Written task: Go through the listing and copy every line word for word.

Source data:

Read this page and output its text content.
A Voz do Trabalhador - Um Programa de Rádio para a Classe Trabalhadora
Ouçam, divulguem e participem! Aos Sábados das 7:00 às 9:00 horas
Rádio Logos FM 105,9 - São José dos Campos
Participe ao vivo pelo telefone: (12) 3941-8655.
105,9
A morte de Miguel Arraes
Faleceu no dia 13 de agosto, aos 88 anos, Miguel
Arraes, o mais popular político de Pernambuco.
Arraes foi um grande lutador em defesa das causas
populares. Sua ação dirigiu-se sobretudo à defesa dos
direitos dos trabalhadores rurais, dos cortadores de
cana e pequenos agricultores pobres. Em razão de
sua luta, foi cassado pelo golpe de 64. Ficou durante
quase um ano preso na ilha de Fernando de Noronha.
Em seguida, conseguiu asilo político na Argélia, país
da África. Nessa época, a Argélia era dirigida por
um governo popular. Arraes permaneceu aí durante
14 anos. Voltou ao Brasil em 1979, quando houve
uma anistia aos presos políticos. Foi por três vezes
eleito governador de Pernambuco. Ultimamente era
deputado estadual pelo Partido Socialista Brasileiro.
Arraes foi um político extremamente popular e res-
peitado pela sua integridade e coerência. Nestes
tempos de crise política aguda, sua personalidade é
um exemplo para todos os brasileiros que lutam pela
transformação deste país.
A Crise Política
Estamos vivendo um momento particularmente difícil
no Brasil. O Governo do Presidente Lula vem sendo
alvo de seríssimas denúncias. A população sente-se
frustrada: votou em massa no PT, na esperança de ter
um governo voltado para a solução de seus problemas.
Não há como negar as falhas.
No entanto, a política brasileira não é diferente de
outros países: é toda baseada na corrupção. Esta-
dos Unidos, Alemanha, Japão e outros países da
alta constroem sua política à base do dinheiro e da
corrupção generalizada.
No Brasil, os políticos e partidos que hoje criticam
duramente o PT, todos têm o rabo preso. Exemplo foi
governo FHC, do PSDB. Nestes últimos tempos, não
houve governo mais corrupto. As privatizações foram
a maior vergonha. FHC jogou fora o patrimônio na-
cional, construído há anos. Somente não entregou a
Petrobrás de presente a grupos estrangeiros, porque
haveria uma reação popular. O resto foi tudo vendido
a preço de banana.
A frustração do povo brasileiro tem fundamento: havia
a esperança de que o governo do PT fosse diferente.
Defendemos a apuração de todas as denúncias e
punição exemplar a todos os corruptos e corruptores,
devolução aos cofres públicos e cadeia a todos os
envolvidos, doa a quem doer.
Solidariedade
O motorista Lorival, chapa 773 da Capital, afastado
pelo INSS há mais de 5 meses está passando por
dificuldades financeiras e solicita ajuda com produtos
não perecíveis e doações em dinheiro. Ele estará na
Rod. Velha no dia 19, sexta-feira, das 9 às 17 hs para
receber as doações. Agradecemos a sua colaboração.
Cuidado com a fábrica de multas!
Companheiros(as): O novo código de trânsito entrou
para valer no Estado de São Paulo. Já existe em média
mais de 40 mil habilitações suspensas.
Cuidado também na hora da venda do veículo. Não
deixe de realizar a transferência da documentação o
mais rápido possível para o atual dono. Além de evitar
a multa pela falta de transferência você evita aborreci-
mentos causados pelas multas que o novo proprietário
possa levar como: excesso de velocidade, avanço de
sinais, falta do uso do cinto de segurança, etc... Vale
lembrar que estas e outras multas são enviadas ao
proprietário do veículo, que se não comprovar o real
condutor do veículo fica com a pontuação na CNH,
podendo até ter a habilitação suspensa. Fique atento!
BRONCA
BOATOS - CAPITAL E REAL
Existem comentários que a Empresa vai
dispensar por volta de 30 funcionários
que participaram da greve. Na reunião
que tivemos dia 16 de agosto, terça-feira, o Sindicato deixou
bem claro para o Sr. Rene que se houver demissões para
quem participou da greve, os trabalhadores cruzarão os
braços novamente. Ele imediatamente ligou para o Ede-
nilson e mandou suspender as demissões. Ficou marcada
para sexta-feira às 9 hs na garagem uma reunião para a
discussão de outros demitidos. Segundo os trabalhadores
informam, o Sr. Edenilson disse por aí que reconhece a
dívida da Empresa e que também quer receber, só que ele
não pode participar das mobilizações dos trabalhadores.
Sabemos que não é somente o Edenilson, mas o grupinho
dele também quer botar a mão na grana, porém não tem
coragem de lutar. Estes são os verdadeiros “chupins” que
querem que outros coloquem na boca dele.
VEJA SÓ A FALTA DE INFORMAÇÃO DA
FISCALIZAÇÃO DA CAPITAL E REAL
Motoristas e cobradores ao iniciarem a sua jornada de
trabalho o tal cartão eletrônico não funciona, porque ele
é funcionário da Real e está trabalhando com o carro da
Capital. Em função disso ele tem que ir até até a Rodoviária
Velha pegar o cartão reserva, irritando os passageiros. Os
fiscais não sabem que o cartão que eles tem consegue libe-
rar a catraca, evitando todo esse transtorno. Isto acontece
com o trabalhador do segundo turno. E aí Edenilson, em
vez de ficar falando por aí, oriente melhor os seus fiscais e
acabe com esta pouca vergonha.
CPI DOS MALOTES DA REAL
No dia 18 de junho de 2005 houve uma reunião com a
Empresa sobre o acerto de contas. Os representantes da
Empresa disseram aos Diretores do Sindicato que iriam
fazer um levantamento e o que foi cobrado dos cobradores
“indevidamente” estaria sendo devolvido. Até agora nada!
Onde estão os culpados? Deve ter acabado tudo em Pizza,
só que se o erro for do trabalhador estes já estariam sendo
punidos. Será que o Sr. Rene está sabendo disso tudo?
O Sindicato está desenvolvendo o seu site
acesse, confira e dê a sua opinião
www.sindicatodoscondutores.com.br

Task response:
Read this page and output its text content.
A Voz do Trabalhador - Um Programa de Rádio para a Classe Trabalhadora
Ouçam, divulguem e participem! Aos Sábados das 7:00 às 9:00 horas
Rádio Logos FM 105,9 - São José dos Campos
Participe ao vivo pelo telefone: (12) 3941-8655.
105,9
A morte de Miguel Arraes
Faleceu no dia 13 de agosto, aos 88 anos, Miguel
Arraes, o mais popular político de Pernambuco.
Arraes foi um grande lutador em defesa das causas
populares. Sua ação dirigiu-se sobretudo à defesa dos
direitos dos trabalhadores rurais, dos cortadores de
cana e pequenos agricultores pobres. Em razão de
sua luta, foi cassado pelo golpe de 64. Ficou durante
quase um ano preso na ilha de Fernando de Noronha.
Em seguida, conseguiu asilo político na Argélia, país
da África. Nessa época, a Argélia era dirigida por
um governo popular. Arraes permaneceu aí durante
14 anos. Voltou ao Brasil em 1979, quando houve
uma anistia aos presos políticos. Foi por três vezes
eleito governador de Pernambuco. Ultimamente era
deputado estadual pelo Partido Socialista Brasileiro.
Arraes foi um político extremamente popular e res-
peitado pela sua integridade e coerência. Nestes
tempos de crise política aguda, sua personalidade é
um exemplo para todos os brasileiros que lutam pela
transformação deste país.
A Crise Política
Estamos vivendo um momento particularmente difícil
no Brasil. O Governo do Presidente Lula vem sendo
alvo de seríssimas denúncias. A população sente-se
frustrada: votou em massa no PT, na esperança de ter
um governo voltado para a solução de seus problemas.
Não há como negar as falhas.
No entanto, a política brasileira não é diferente de
outros países: é toda baseada na corrupção. Esta-
dos Unidos, Alemanha, Japão e outros países da
alta constroem sua política à base do dinheiro e da
corrupção generalizada.
No Brasil, os políticos e partidos que hoje criticam
duramente o PT, todos têm o rabo preso. Exemplo foi
governo FHC, do PSDB. Nestes últimos tempos, não
houve governo mais corrupto. As privatizações foram
a maior vergonha. FHC jogou fora o patrimônio na-
cional, construído há anos. Somente não entregou a
Petrobrás de presente a grupos estrangeiros, porque
haveria uma reação popular. O resto foi tudo vendido
a preço de banana.
A frustração do povo brasileiro tem fundamento: havia
a esperança de que o governo do PT fosse diferente.
Defendemos a apuração de todas as denúncias e
punição exemplar a todos os corruptos e corruptores,
devolução aos cofres públicos e cadeia a todos os
envolvidos, doa a quem doer.
Solidariedade
O motorista Lorival, chapa 773 da Capital, afastado
pelo INSS há mais de 5 meses está passando por
dificuldades financeiras e solicita ajuda com produtos
não perecíveis e doações em dinheiro. Ele estará na
Rod. Velha no dia 19, sexta-feira, das 9 às 17 hs para
receber as doações. Agradecemos a sua colaboração.
Cuidado com a fábrica de multas!
Companheiros(as): O novo código de trânsito entrou
para valer no Estado de São Paulo. Já existe em média
mais de 40 mil habilitações suspensas.
Cuidado também na hora da venda do veículo. Não
deixe de realizar a transferência da documentação o
mais rápido possível para o atual dono. Além de evitar
a multa pela falta de transferência você evita aborreci-
mentos causados pelas multas que o novo proprietário
possa levar como: excesso de velocidade, avanço de
sinais, falta do uso do cinto de segurança, etc... Vale
lembrar que estas e outras multas são enviadas ao
proprietário do veículo, que se não comprovar o real
condutor do veículo fica com a pontuação na CNH,
podendo até ter a habilitação suspensa. Fique atento!
BRONCA
BOATOS - CAPITAL E REAL
Existem comentários que a Empresa vai
dispensar por volta de 30 funcionários
que participaram da greve. Na reunião
que tivemos dia 16 de agosto, terça-feira, o Sindicato deixou
bem claro para o Sr. Rene que se houver demissões para
quem participou da greve, os trabalhadores cruzarão os
braços novamente. Ele imediatamente ligou para o Ede-
nilson e mandou suspender as demissões. Ficou marcada
para sexta-feira às 9 hs na garagem uma reunião para a
discussão de outros demitidos. Segundo os trabalhadores
informam, o Sr. Edenilson disse por aí que reconhece a
dívida da Empresa e que também quer receber, só que ele
não pode participar das mobilizações dos trabalhadores.
Sabemos que não é somente o Edenilson, mas o grupinho
dele também quer botar a mão na grana, porém não tem
coragem de lutar. Estes são os verdadeiros “chupins” que
querem que outros coloquem na boca dele.
VEJA SÓ A FALTA DE INFORMAÇÃO DA
FISCALIZAÇÃO DA CAPITAL E REAL
Motoristas e cobradores ao iniciarem a sua jornada de
trabalho o tal cartão eletrônico não funciona, porque ele
é funcionário da Real e está trabalhando com o carro da
Capital. Em função disso ele tem que ir até até a Rodoviária
Velha pegar o cartão reserva, irritando os passageiros. Os
fiscais não sabem que o cartão que eles tem consegue libe-
rar a catraca, evitando todo esse transtorno. Isto acontece
com o trabalhador do segundo turno. E aí Edenilson, em
vez de ficar falando por aí, oriente melhor os seus fiscais e
acabe com esta pouca vergonha.
CPI DOS MALOTES DA REAL
No dia 18 de junho de 2005 houve uma reunião com a
Empresa sobre o acerto de contas. Os representantes da
Empresa disseram aos Diretores do Sindicato que iriam
fazer um levantamento e o que foi cobrado dos cobradores
“indevidamente” estaria sendo devolvido. Até agora nada!
Onde estão os culpados? Deve ter acabado tudo em Pizza,
só que se o erro for do trabalhador estes já estariam sendo
punidos. Será que o Sr. Rene está sabendo disso tudo?
O Sindicato está desenvolvendo o seu site
acesse, confira e dê a sua opinião
www.sindicatodoscondutores.com.br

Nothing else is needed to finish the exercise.